» TASK TO COMPLETE
Transcribe all of the records precisely as they are presented.

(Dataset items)

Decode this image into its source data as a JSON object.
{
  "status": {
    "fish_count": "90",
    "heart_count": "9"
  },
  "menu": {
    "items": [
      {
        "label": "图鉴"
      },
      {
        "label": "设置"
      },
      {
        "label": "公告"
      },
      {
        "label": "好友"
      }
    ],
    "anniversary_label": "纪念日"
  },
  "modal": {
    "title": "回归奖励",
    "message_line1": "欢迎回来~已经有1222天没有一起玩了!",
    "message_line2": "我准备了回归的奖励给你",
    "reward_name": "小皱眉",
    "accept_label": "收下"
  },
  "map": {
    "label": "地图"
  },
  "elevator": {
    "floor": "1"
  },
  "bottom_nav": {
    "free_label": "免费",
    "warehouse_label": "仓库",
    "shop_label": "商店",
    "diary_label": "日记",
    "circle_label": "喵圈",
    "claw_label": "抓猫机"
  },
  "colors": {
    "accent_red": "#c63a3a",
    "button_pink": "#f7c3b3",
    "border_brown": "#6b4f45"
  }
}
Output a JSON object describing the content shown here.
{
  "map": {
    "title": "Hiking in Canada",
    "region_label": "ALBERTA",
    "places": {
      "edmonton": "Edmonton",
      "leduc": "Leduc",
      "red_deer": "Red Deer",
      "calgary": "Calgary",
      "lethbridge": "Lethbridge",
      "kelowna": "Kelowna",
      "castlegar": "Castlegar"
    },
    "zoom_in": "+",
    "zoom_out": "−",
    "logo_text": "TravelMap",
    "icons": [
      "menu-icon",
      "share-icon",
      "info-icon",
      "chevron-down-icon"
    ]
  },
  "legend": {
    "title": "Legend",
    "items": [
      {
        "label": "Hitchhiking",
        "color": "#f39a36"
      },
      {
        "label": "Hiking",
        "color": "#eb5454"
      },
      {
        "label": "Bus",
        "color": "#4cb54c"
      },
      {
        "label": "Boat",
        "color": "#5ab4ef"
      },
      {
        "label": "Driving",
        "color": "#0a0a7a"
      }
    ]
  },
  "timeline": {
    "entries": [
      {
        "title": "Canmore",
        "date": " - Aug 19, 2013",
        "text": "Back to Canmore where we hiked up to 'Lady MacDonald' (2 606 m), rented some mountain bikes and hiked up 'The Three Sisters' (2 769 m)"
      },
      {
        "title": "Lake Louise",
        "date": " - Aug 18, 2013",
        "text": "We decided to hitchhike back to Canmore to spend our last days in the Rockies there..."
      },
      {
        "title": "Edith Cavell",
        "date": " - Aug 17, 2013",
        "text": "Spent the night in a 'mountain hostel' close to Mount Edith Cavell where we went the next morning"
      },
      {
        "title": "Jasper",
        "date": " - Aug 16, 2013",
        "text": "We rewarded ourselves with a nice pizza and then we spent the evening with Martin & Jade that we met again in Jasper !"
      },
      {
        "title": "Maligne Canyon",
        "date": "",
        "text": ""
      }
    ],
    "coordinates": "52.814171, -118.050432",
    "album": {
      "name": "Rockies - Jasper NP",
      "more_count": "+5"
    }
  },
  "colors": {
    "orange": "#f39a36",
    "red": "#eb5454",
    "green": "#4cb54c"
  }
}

» WRITTEN SOLUTION
Decode this image into its source data as a JSON object.
{
  "status": {
    "fish_count": "90",
    "heart_count": "9"
  },
  "menu": {
    "items": [
      {
        "label": "图鉴"
      },
      {
        "label": "设置"
      },
      {
        "label": "公告"
      },
      {
        "label": "好友"
      }
    ],
    "anniversary_label": "纪念日"
  },
  "modal": {
    "title": "回归奖励",
    "message_line1": "欢迎回来~已经有1222天没有一起玩了!",
    "message_line2": "我准备了回归的奖励给你",
    "reward_name": "小皱眉",
    "accept_label": "收下"
  },
  "map": {
    "label": "地图"
  },
  "elevator": {
    "floor": "1"
  },
  "bottom_nav": {
    "free_label": "免费",
    "warehouse_label": "仓库",
    "shop_label": "商店",
    "diary_label": "日记",
    "circle_label": "喵圈",
    "claw_label": "抓猫机"
  },
  "colors": {
    "accent_red": "#c63a3a",
    "button_pink": "#f7c3b3",
    "border_brown": "#6b4f45"
  }
}
Output a JSON object describing the content shown here.
{
  "map": {
    "title": "Hiking in Canada",
    "region_label": "ALBERTA",
    "places": {
      "edmonton": "Edmonton",
      "leduc": "Leduc",
      "red_deer": "Red Deer",
      "calgary": "Calgary",
      "lethbridge": "Lethbridge",
      "kelowna": "Kelowna",
      "castlegar": "Castlegar"
    },
    "zoom_in": "+",
    "zoom_out": "−",
    "logo_text": "TravelMap",
    "icons": [
      "menu-icon",
      "share-icon",
      "info-icon",
      "chevron-down-icon"
    ]
  },
  "legend": {
    "title": "Legend",
    "items": [
      {
        "label": "Hitchhiking",
        "color": "#f39a36"
      },
      {
        "label": "Hiking",
        "color": "#eb5454"
      },
      {
        "label": "Bus",
        "color": "#4cb54c"
      },
      {
        "label": "Boat",
        "color": "#5ab4ef"
      },
      {
        "label": "Driving",
        "color": "#0a0a7a"
      }
    ]
  },
  "timeline": {
    "entries": [
      {
        "title": "Canmore",
        "date": " - Aug 19, 2013",
        "text": "Back to Canmore where we hiked up to 'Lady MacDonald' (2 606 m), rented some mountain bikes and hiked up 'The Three Sisters' (2 769 m)"
      },
      {
        "title": "Lake Louise",
        "date": " - Aug 18, 2013",
        "text": "We decided to hitchhike back to Canmore to spend our last days in the Rockies there..."
      },
      {
        "title": "Edith Cavell",
        "date": " - Aug 17, 2013",
        "text": "Spent the night in a 'mountain hostel' close to Mount Edith Cavell where we went the next morning"
      },
      {
        "title": "Jasper",
        "date": " - Aug 16, 2013",
        "text": "We rewarded ourselves with a nice pizza and then we spent the evening with Martin & Jade that we met again in Jasper !"
      },
      {
        "title": "Maligne Canyon",
        "date": "",
        "text": ""
      }
    ],
    "coordinates": "52.814171, -118.050432",
    "album": {
      "name": "Rockies - Jasper NP",
      "more_count": "+5"
    }
  },
  "colors": {
    "orange": "#f39a36",
    "red": "#eb5454",
    "green": "#4cb54c"
  }
}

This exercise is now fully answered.